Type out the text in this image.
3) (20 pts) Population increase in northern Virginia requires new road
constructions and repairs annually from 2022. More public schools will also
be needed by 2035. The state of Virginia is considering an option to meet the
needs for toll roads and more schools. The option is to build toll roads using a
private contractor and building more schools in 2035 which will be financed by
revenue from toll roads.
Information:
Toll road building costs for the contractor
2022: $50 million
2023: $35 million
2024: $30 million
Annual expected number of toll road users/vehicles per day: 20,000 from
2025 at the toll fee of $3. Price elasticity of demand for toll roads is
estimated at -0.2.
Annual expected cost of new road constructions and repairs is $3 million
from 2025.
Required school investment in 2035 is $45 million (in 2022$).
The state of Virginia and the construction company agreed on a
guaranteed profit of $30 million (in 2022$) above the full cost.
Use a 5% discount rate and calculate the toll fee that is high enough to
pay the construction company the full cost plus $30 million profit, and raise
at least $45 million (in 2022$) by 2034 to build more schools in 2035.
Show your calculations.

☆ ☆ ☆ ☆ ☆

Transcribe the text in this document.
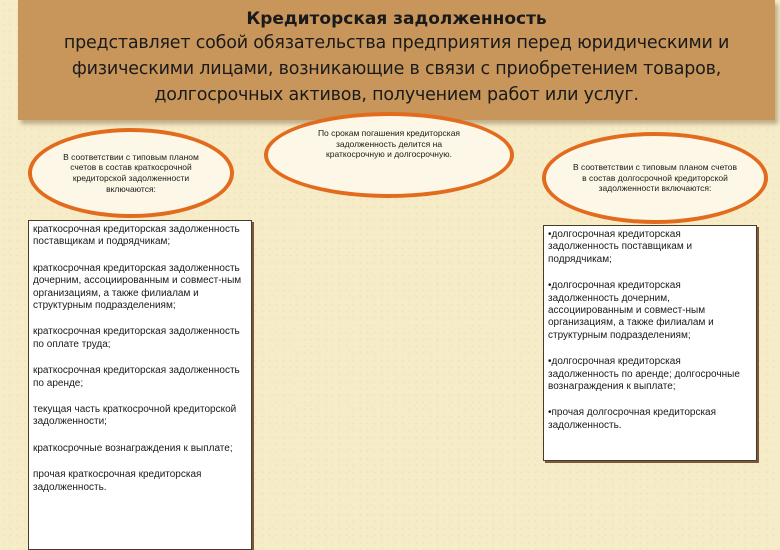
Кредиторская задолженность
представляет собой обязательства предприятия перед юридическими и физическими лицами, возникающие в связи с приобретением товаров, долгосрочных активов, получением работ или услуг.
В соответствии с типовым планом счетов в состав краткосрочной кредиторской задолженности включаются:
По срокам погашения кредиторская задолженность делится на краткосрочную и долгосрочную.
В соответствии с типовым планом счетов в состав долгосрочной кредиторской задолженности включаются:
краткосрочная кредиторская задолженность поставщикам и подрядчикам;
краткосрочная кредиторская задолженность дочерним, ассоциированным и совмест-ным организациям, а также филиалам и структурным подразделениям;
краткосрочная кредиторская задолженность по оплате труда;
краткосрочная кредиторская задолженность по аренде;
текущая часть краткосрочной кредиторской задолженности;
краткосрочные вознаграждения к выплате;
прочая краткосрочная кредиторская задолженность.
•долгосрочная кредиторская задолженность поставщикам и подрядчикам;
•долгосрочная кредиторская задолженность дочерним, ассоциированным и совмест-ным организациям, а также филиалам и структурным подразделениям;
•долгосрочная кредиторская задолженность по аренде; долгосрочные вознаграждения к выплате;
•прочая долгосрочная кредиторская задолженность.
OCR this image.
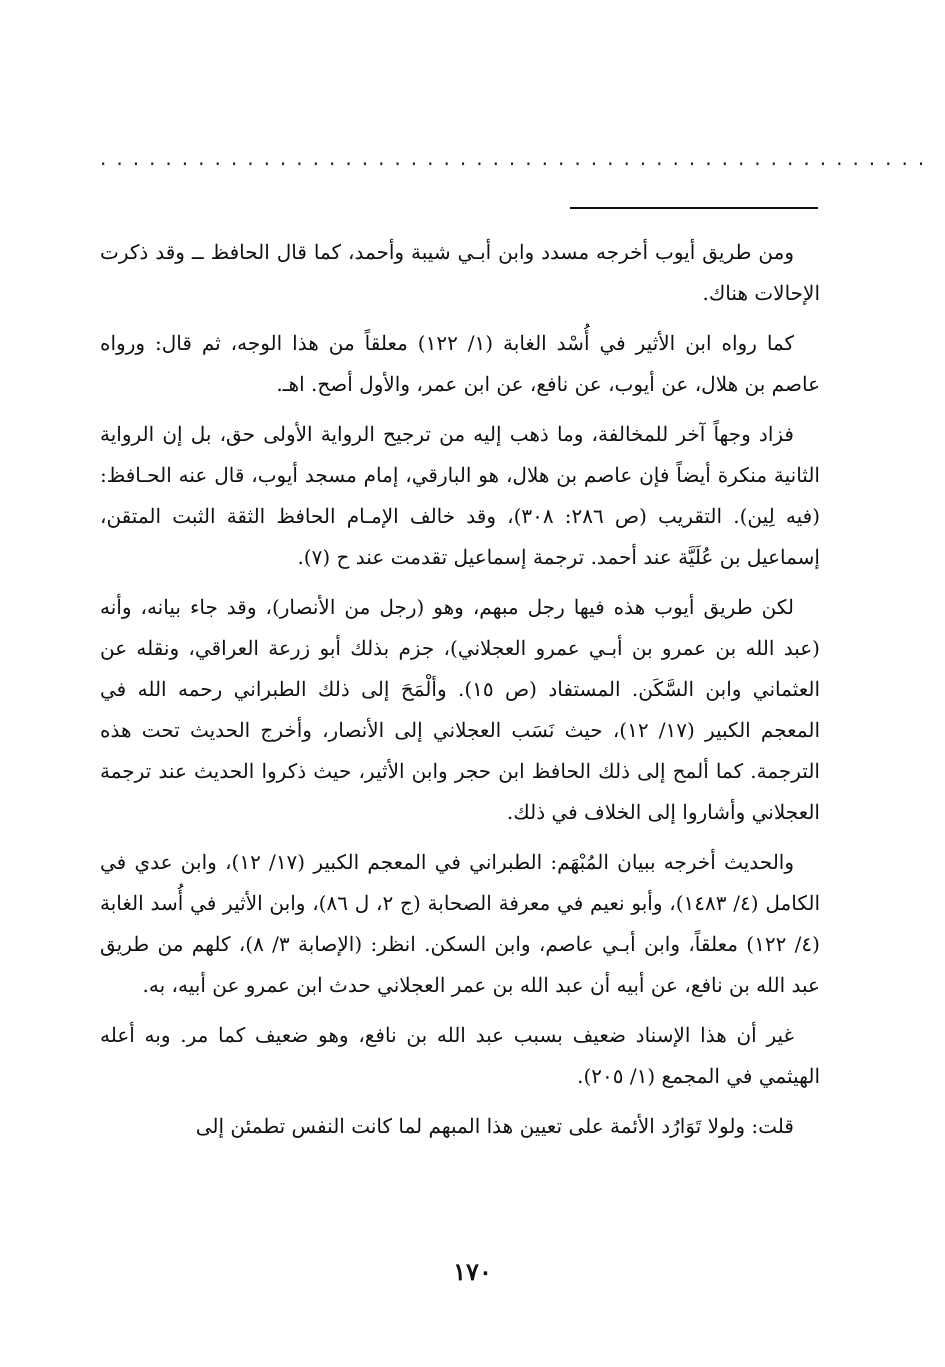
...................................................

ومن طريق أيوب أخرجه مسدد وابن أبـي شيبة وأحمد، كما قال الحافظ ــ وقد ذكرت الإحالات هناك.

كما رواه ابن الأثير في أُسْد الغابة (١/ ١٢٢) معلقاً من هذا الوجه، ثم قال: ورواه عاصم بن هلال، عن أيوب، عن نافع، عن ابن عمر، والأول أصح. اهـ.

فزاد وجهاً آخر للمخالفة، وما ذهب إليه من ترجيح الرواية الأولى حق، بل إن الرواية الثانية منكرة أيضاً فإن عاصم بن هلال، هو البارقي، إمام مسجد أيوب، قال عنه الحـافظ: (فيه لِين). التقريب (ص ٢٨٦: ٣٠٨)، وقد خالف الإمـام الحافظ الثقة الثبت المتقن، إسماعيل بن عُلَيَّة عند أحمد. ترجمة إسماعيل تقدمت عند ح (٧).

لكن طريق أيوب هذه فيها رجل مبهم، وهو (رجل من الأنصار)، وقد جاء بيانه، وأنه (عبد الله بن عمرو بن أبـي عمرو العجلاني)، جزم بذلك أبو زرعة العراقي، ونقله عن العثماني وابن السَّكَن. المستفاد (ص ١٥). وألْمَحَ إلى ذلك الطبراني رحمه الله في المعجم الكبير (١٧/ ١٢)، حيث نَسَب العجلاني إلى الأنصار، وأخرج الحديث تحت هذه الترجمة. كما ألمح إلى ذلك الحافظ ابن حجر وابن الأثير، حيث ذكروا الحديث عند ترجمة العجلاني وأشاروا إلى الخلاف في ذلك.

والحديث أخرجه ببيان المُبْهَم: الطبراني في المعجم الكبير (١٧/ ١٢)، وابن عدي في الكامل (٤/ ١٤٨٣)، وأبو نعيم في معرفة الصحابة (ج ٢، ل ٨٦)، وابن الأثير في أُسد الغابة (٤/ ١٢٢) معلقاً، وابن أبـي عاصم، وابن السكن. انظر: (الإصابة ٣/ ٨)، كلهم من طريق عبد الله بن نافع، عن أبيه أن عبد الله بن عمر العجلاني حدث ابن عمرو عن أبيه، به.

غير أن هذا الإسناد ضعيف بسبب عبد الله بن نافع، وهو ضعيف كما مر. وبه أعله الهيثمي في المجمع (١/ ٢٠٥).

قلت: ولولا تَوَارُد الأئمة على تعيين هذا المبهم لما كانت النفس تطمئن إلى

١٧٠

☆ ☆ ☆ ☆ ☆

● Task brief
How many lines in the records above hold the word "счетов"? Give only the number.

● Response for this exercise
2